#### Data records
+---+

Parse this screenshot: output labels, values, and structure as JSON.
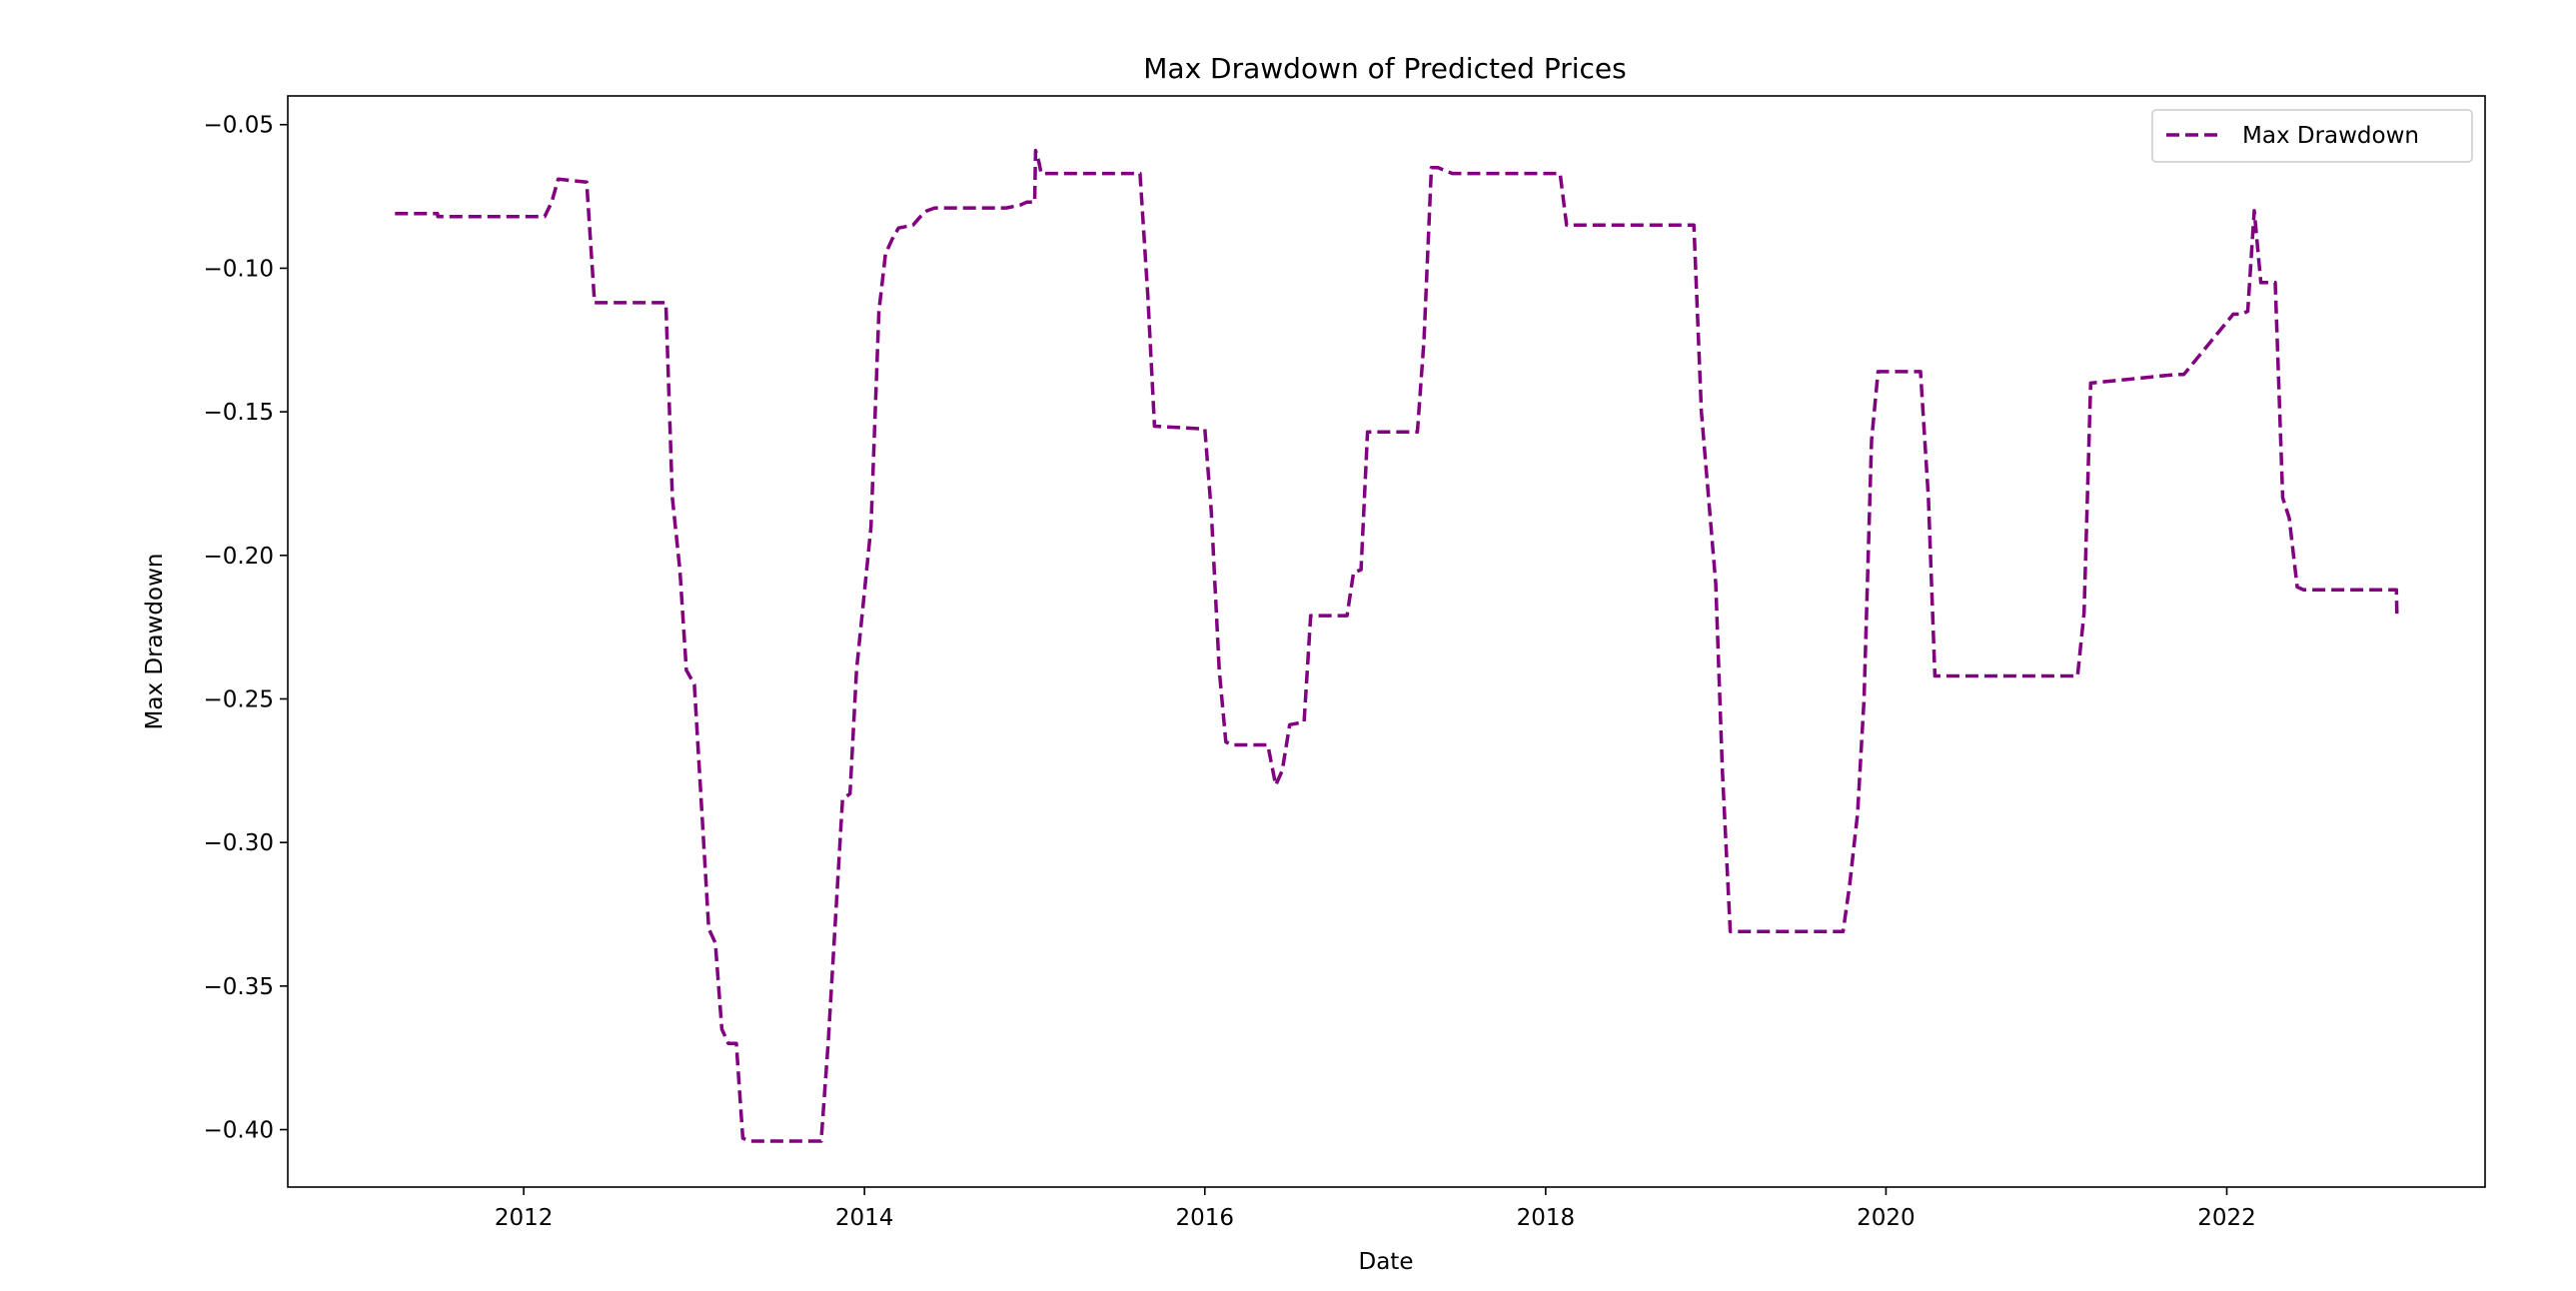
{
  "chart_data": {
    "type": "line",
    "title": "Max Drawdown of Predicted Prices",
    "xlabel": "Date",
    "ylabel": "Max Drawdown",
    "xlim": [
      "2010-08-13",
      "2023-07-09"
    ],
    "ylim": [
      -0.42,
      -0.04
    ],
    "x_ticks": [
      "2012-01-01",
      "2014-01-01",
      "2016-01-01",
      "2018-01-01",
      "2020-01-01",
      "2022-01-01"
    ],
    "x_tick_labels": [
      "2012",
      "2014",
      "2016",
      "2018",
      "2020",
      "2022"
    ],
    "y_ticks": [
      -0.05,
      -0.1,
      -0.15,
      -0.2,
      -0.25,
      -0.3,
      -0.35,
      -0.4
    ],
    "y_tick_labels": [
      "−0.05",
      "−0.10",
      "−0.15",
      "−0.20",
      "−0.25",
      "−0.30",
      "−0.35",
      "−0.40"
    ],
    "grid": false,
    "legend": {
      "position": "top-right",
      "entries": [
        "Max Drawdown"
      ]
    },
    "series": [
      {
        "name": "Max Drawdown",
        "color": "#800080",
        "line_style": "dashed",
        "x": [
          "2011-03-31",
          "2011-06-30",
          "2011-07-01",
          "2012-02-15",
          "2012-03-01",
          "2012-03-15",
          "2012-05-15",
          "2012-06-01",
          "2012-11-01",
          "2012-11-15",
          "2012-12-01",
          "2012-12-15",
          "2013-01-01",
          "2013-02-01",
          "2013-02-15",
          "2013-03-01",
          "2013-03-15",
          "2013-04-01",
          "2013-04-15",
          "2013-05-01",
          "2013-09-30",
          "2013-10-15",
          "2013-11-15",
          "2013-12-01",
          "2013-12-15",
          "2014-01-15",
          "2014-02-01",
          "2014-02-15",
          "2014-03-01",
          "2014-03-15",
          "2014-04-15",
          "2014-05-01",
          "2014-05-15",
          "2014-06-01",
          "2014-11-01",
          "2014-12-01",
          "2014-12-15",
          "2015-01-01",
          "2015-01-03",
          "2015-01-10",
          "2015-01-15",
          "2015-08-01",
          "2015-08-15",
          "2015-09-01",
          "2015-09-15",
          "2016-01-01",
          "2016-01-15",
          "2016-02-01",
          "2016-02-15",
          "2016-03-01",
          "2016-05-15",
          "2016-06-01",
          "2016-06-15",
          "2016-07-01",
          "2016-08-01",
          "2016-08-15",
          "2016-11-01",
          "2016-11-15",
          "2016-12-01",
          "2016-12-15",
          "2017-01-01",
          "2017-04-01",
          "2017-04-15",
          "2017-05-01",
          "2017-05-15",
          "2017-06-15",
          "2017-07-01",
          "2018-02-01",
          "2018-02-15",
          "2018-11-15",
          "2018-12-01",
          "2019-01-01",
          "2019-01-15",
          "2019-02-01",
          "2019-10-01",
          "2019-10-15",
          "2019-11-01",
          "2019-11-15",
          "2019-12-01",
          "2019-12-15",
          "2020-03-15",
          "2020-04-01",
          "2020-04-15",
          "2021-02-15",
          "2021-03-01",
          "2021-03-15",
          "2021-09-15",
          "2021-10-01",
          "2022-01-15",
          "2022-02-01",
          "2022-02-15",
          "2022-03-01",
          "2022-03-15",
          "2022-04-15",
          "2022-05-01",
          "2022-05-15",
          "2022-06-01",
          "2022-06-15",
          "2022-12-31",
          "2023-01-01"
        ],
        "y": [
          -0.081,
          -0.081,
          -0.082,
          -0.082,
          -0.077,
          -0.069,
          -0.07,
          -0.112,
          -0.112,
          -0.18,
          -0.205,
          -0.24,
          -0.245,
          -0.33,
          -0.335,
          -0.365,
          -0.37,
          -0.37,
          -0.403,
          -0.404,
          -0.404,
          -0.37,
          -0.285,
          -0.283,
          -0.24,
          -0.19,
          -0.115,
          -0.095,
          -0.09,
          -0.086,
          -0.085,
          -0.082,
          -0.08,
          -0.079,
          -0.079,
          -0.078,
          -0.077,
          -0.077,
          -0.059,
          -0.063,
          -0.067,
          -0.067,
          -0.067,
          -0.11,
          -0.155,
          -0.156,
          -0.185,
          -0.24,
          -0.265,
          -0.266,
          -0.266,
          -0.28,
          -0.275,
          -0.259,
          -0.258,
          -0.221,
          -0.221,
          -0.206,
          -0.205,
          -0.157,
          -0.157,
          -0.157,
          -0.125,
          -0.065,
          -0.065,
          -0.067,
          -0.067,
          -0.067,
          -0.085,
          -0.085,
          -0.15,
          -0.21,
          -0.275,
          -0.331,
          -0.331,
          -0.315,
          -0.29,
          -0.25,
          -0.16,
          -0.136,
          -0.136,
          -0.18,
          -0.242,
          -0.242,
          -0.22,
          -0.14,
          -0.137,
          -0.137,
          -0.116,
          -0.116,
          -0.115,
          -0.08,
          -0.105,
          -0.105,
          -0.18,
          -0.187,
          -0.211,
          -0.212,
          -0.212,
          -0.221
        ]
      }
    ]
  }
}
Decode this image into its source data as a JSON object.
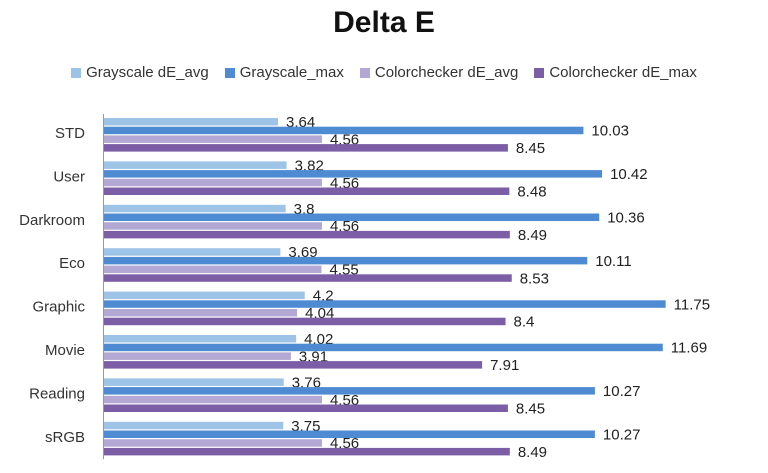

+---+

#### Exercise objective
Every record is to be reproduced exactly, with no pictures included.

#### The reply
Parse this screenshot: output labels, values, and structure as JSON.
{
  "chart_data": {
    "type": "line",
    "title": "Max Drawdown of Predicted Prices",
    "xlabel": "Date",
    "ylabel": "Max Drawdown",
    "xlim": [
      "2010-08-13",
      "2023-07-09"
    ],
    "ylim": [
      -0.42,
      -0.04
    ],
    "x_ticks": [
      "2012-01-01",
      "2014-01-01",
      "2016-01-01",
      "2018-01-01",
      "2020-01-01",
      "2022-01-01"
    ],
    "x_tick_labels": [
      "2012",
      "2014",
      "2016",
      "2018",
      "2020",
      "2022"
    ],
    "y_ticks": [
      -0.05,
      -0.1,
      -0.15,
      -0.2,
      -0.25,
      -0.3,
      -0.35,
      -0.4
    ],
    "y_tick_labels": [
      "−0.05",
      "−0.10",
      "−0.15",
      "−0.20",
      "−0.25",
      "−0.30",
      "−0.35",
      "−0.40"
    ],
    "grid": false,
    "legend": {
      "position": "top-right",
      "entries": [
        "Max Drawdown"
      ]
    },
    "series": [
      {
        "name": "Max Drawdown",
        "color": "#800080",
        "line_style": "dashed",
        "x": [
          "2011-03-31",
          "2011-06-30",
          "2011-07-01",
          "2012-02-15",
          "2012-03-01",
          "2012-03-15",
          "2012-05-15",
          "2012-06-01",
          "2012-11-01",
          "2012-11-15",
          "2012-12-01",
          "2012-12-15",
          "2013-01-01",
          "2013-02-01",
          "2013-02-15",
          "2013-03-01",
          "2013-03-15",
          "2013-04-01",
          "2013-04-15",
          "2013-05-01",
          "2013-09-30",
          "2013-10-15",
          "2013-11-15",
          "2013-12-01",
          "2013-12-15",
          "2014-01-15",
          "2014-02-01",
          "2014-02-15",
          "2014-03-01",
          "2014-03-15",
          "2014-04-15",
          "2014-05-01",
          "2014-05-15",
          "2014-06-01",
          "2014-11-01",
          "2014-12-01",
          "2014-12-15",
          "2015-01-01",
          "2015-01-03",
          "2015-01-10",
          "2015-01-15",
          "2015-08-01",
          "2015-08-15",
          "2015-09-01",
          "2015-09-15",
          "2016-01-01",
          "2016-01-15",
          "2016-02-01",
          "2016-02-15",
          "2016-03-01",
          "2016-05-15",
          "2016-06-01",
          "2016-06-15",
          "2016-07-01",
          "2016-08-01",
          "2016-08-15",
          "2016-11-01",
          "2016-11-15",
          "2016-12-01",
          "2016-12-15",
          "2017-01-01",
          "2017-04-01",
          "2017-04-15",
          "2017-05-01",
          "2017-05-15",
          "2017-06-15",
          "2017-07-01",
          "2018-02-01",
          "2018-02-15",
          "2018-11-15",
          "2018-12-01",
          "2019-01-01",
          "2019-01-15",
          "2019-02-01",
          "2019-10-01",
          "2019-10-15",
          "2019-11-01",
          "2019-11-15",
          "2019-12-01",
          "2019-12-15",
          "2020-03-15",
          "2020-04-01",
          "2020-04-15",
          "2021-02-15",
          "2021-03-01",
          "2021-03-15",
          "2021-09-15",
          "2021-10-01",
          "2022-01-15",
          "2022-02-01",
          "2022-02-15",
          "2022-03-01",
          "2022-03-15",
          "2022-04-15",
          "2022-05-01",
          "2022-05-15",
          "2022-06-01",
          "2022-06-15",
          "2022-12-31",
          "2023-01-01"
        ],
        "y": [
          -0.081,
          -0.081,
          -0.082,
          -0.082,
          -0.077,
          -0.069,
          -0.07,
          -0.112,
          -0.112,
          -0.18,
          -0.205,
          -0.24,
          -0.245,
          -0.33,
          -0.335,
          -0.365,
          -0.37,
          -0.37,
          -0.403,
          -0.404,
          -0.404,
          -0.37,
          -0.285,
          -0.283,
          -0.24,
          -0.19,
          -0.115,
          -0.095,
          -0.09,
          -0.086,
          -0.085,
          -0.082,
          -0.08,
          -0.079,
          -0.079,
          -0.078,
          -0.077,
          -0.077,
          -0.059,
          -0.063,
          -0.067,
          -0.067,
          -0.067,
          -0.11,
          -0.155,
          -0.156,
          -0.185,
          -0.24,
          -0.265,
          -0.266,
          -0.266,
          -0.28,
          -0.275,
          -0.259,
          -0.258,
          -0.221,
          -0.221,
          -0.206,
          -0.205,
          -0.157,
          -0.157,
          -0.157,
          -0.125,
          -0.065,
          -0.065,
          -0.067,
          -0.067,
          -0.067,
          -0.085,
          -0.085,
          -0.15,
          -0.21,
          -0.275,
          -0.331,
          -0.331,
          -0.315,
          -0.29,
          -0.25,
          -0.16,
          -0.136,
          -0.136,
          -0.18,
          -0.242,
          -0.242,
          -0.22,
          -0.14,
          -0.137,
          -0.137,
          -0.116,
          -0.116,
          -0.115,
          -0.08,
          -0.105,
          -0.105,
          -0.18,
          -0.187,
          -0.211,
          -0.212,
          -0.212,
          -0.221
        ]
      }
    ]
  }
}
Decode this image into its source data as a JSON object.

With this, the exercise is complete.